## [Given problem]
An exact copy of the records is required, minus the pictures they hold.

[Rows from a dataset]
-- begin --

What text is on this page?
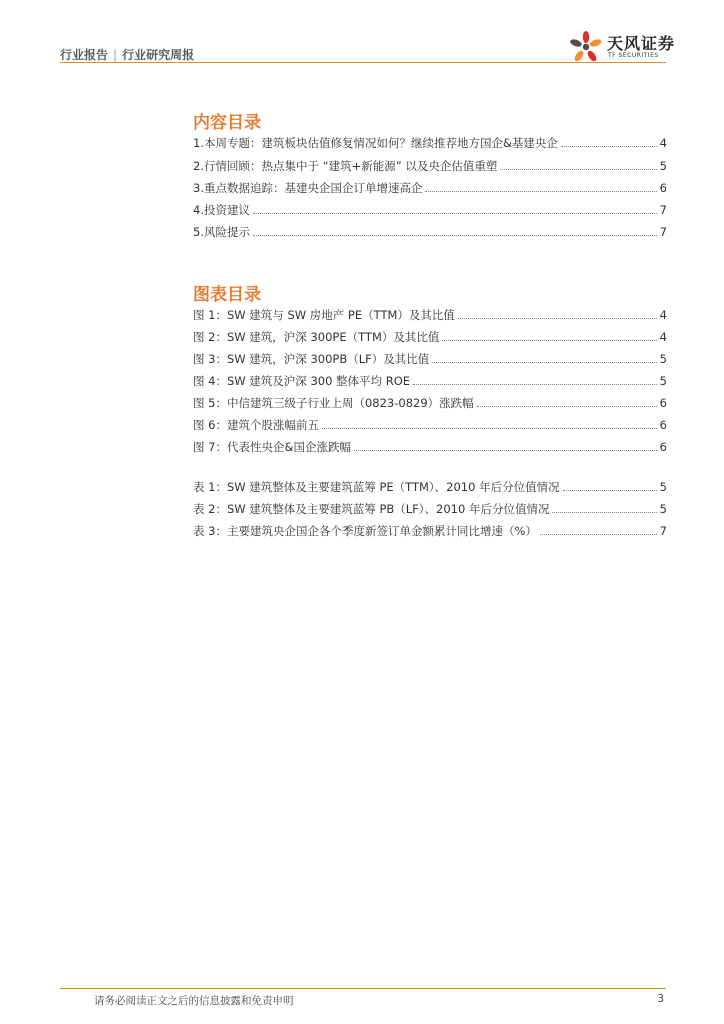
行业报告 | 行业研究周报
天风证券
TF SECURITIES
内容目录
1.本周专题：建筑板块估值修复情况如何？继续推荐地方国企&基建央企	4
2.行情回顾：热点集中于 “建筑+新能源” 以及央企估值重塑	5
3.重点数据追踪：基建央企国企订单增速高企	6
4.投资建议	7
5.风险提示	7
图表目录
图 1：SW 建筑与 SW 房地产 PE（TTM）及其比值	4
图 2：SW 建筑，沪深 300PE（TTM）及其比值	4
图 3：SW 建筑，沪深 300PB（LF）及其比值	5
图 4：SW 建筑及沪深 300 整体平均 ROE	5
图 5：中信建筑三级子行业上周（0823-0829）涨跌幅	6
图 6：建筑个股涨幅前五	6
图 7：代表性央企&国企涨跌幅	6
表 1：SW 建筑整体及主要建筑蓝筹 PE（TTM）、2010 年后分位值情况	5
表 2：SW 建筑整体及主要建筑蓝筹 PB（LF）、2010 年后分位值情况	5
表 3：主要建筑央企国企各个季度新签订单金额累计同比增速（%）	7
请务必阅读正文之后的信息披露和免责申明	3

-- end --

## [Output for this task]
What text is on this page?
行业报告 | 行业研究周报
天风证券
TF SECURITIES
内容目录
1.本周专题：建筑板块估值修复情况如何？继续推荐地方国企&基建央企	4
2.行情回顾：热点集中于 “建筑+新能源” 以及央企估值重塑	5
3.重点数据追踪：基建央企国企订单增速高企	6
4.投资建议	7
5.风险提示	7
图表目录
图 1：SW 建筑与 SW 房地产 PE（TTM）及其比值	4
图 2：SW 建筑，沪深 300PE（TTM）及其比值	4
图 3：SW 建筑，沪深 300PB（LF）及其比值	5
图 4：SW 建筑及沪深 300 整体平均 ROE	5
图 5：中信建筑三级子行业上周（0823-0829）涨跌幅	6
图 6：建筑个股涨幅前五	6
图 7：代表性央企&国企涨跌幅	6
表 1：SW 建筑整体及主要建筑蓝筹 PE（TTM）、2010 年后分位值情况	5
表 2：SW 建筑整体及主要建筑蓝筹 PB（LF）、2010 年后分位值情况	5
表 3：主要建筑央企国企各个季度新签订单金额累计同比增速（%）	7
请务必阅读正文之后的信息披露和免责申明	3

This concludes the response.